══ DATA PROVIDED

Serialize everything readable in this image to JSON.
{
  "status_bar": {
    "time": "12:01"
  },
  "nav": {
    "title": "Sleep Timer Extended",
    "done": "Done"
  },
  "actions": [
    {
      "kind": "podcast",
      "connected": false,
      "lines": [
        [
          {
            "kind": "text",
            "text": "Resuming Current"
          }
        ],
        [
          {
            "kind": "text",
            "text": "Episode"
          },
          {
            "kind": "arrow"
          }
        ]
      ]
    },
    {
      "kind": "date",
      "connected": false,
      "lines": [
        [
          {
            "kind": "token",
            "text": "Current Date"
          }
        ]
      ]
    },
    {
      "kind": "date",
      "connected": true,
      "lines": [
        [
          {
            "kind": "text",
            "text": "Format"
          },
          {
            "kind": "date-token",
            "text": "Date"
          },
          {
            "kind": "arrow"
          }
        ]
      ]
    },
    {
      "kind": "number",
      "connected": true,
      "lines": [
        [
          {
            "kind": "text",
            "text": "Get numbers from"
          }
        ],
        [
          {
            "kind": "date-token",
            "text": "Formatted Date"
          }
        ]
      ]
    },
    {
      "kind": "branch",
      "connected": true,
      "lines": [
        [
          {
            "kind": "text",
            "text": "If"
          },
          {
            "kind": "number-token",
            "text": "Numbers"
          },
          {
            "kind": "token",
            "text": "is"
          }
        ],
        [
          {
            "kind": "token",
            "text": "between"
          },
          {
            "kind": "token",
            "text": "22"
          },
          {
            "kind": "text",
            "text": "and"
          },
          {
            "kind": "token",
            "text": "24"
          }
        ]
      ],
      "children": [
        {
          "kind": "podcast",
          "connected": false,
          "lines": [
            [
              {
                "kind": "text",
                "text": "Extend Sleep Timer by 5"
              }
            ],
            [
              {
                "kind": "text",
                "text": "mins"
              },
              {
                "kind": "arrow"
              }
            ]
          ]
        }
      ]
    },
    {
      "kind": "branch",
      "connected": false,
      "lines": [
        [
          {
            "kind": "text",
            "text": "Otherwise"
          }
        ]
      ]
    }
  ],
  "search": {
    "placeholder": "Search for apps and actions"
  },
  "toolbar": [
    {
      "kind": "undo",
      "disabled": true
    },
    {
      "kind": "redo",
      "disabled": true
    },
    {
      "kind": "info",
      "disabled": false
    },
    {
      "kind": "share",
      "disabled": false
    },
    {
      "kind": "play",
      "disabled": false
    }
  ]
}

════

GIVEN INSTRUCTION: Reproduce the full listing exactly.

WRITTEN SOLUTION:
Serialize everything readable in this image to JSON.
{
  "status_bar": {
    "time": "12:01"
  },
  "nav": {
    "title": "Sleep Timer Extended",
    "done": "Done"
  },
  "actions": [
    {
      "kind": "podcast",
      "connected": false,
      "lines": [
        [
          {
            "kind": "text",
            "text": "Resuming Current"
          }
        ],
        [
          {
            "kind": "text",
            "text": "Episode"
          },
          {
            "kind": "arrow"
          }
        ]
      ]
    },
    {
      "kind": "date",
      "connected": false,
      "lines": [
        [
          {
            "kind": "token",
            "text": "Current Date"
          }
        ]
      ]
    },
    {
      "kind": "date",
      "connected": true,
      "lines": [
        [
          {
            "kind": "text",
            "text": "Format"
          },
          {
            "kind": "date-token",
            "text": "Date"
          },
          {
            "kind": "arrow"
          }
        ]
      ]
    },
    {
      "kind": "number",
      "connected": true,
      "lines": [
        [
          {
            "kind": "text",
            "text": "Get numbers from"
          }
        ],
        [
          {
            "kind": "date-token",
            "text": "Formatted Date"
          }
        ]
      ]
    },
    {
      "kind": "branch",
      "connected": true,
      "lines": [
        [
          {
            "kind": "text",
            "text": "If"
          },
          {
            "kind": "number-token",
            "text": "Numbers"
          },
          {
            "kind": "token",
            "text": "is"
          }
        ],
        [
          {
            "kind": "token",
            "text": "between"
          },
          {
            "kind": "token",
            "text": "22"
          },
          {
            "kind": "text",
            "text": "and"
          },
          {
            "kind": "token",
            "text": "24"
          }
        ]
      ],
      "children": [
        {
          "kind": "podcast",
          "connected": false,
          "lines": [
            [
              {
                "kind": "text",
                "text": "Extend Sleep Timer by 5"
              }
            ],
            [
              {
                "kind": "text",
                "text": "mins"
              },
              {
                "kind": "arrow"
              }
            ]
          ]
        }
      ]
    },
    {
      "kind": "branch",
      "connected": false,
      "lines": [
        [
          {
            "kind": "text",
            "text": "Otherwise"
          }
        ]
      ]
    }
  ],
  "search": {
    "placeholder": "Search for apps and actions"
  },
  "toolbar": [
    {
      "kind": "undo",
      "disabled": true
    },
    {
      "kind": "redo",
      "disabled": true
    },
    {
      "kind": "info",
      "disabled": false
    },
    {
      "kind": "share",
      "disabled": false
    },
    {
      "kind": "play",
      "disabled": false
    }
  ]
}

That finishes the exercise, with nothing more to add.